(Stored entries)
## begin
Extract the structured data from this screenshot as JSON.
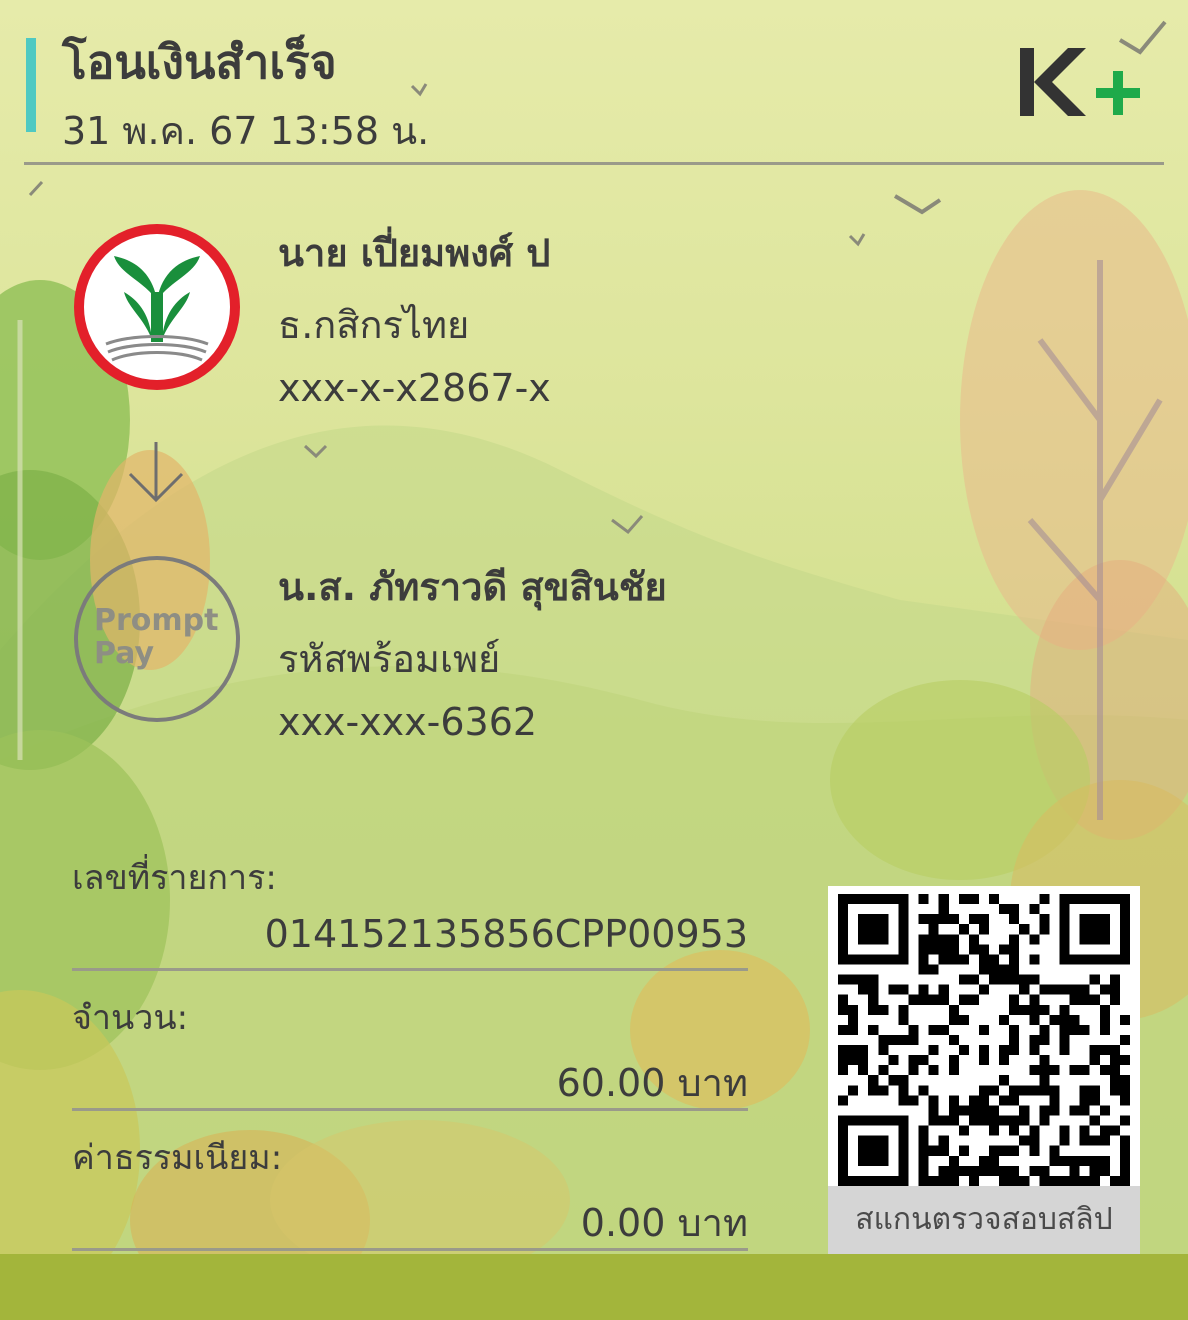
{
  "header": {
    "title": "โอนเงินสำเร็จ",
    "datetime": "31 พ.ค. 67  13:58 น.",
    "brand_logo": "K+"
  },
  "sender": {
    "name": "นาย เปี่ยมพงศ์ ป",
    "bank": "ธ.กสิกรไทย",
    "account": "xxx-x-x2867-x",
    "logo_icon": "kasikorn-bank-logo"
  },
  "receiver": {
    "name": "น.ส. ภัทราวดี สุขสินชัย",
    "channel": "รหัสพร้อมเพย์",
    "account": "xxx-xxx-6362",
    "logo_text_line1": "Prompt",
    "logo_text_line2": "Pay"
  },
  "details": {
    "ref_label": "เลขที่รายการ:",
    "ref_value": "014152135856CPP00953",
    "amount_label": "จำนวน:",
    "amount_value": "60.00 บาท",
    "fee_label": "ค่าธรรมเนียม:",
    "fee_value": "0.00 บาท"
  },
  "qr": {
    "caption": "สแกนตรวจสอบสลิป"
  },
  "colors": {
    "accent": "#4fc9c2",
    "kbank_green": "#1a8f3c",
    "kbank_red": "#e3202a",
    "text": "#3c3c3c",
    "bottom_bar": "#a3b53b"
  }
}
## end
- [Stated task]:
Go through the listing above and pull out each line containing the word "account".

- [Result]:
    "account": "xxx-x-x2867-x",
    "account": "xxx-xxx-6362",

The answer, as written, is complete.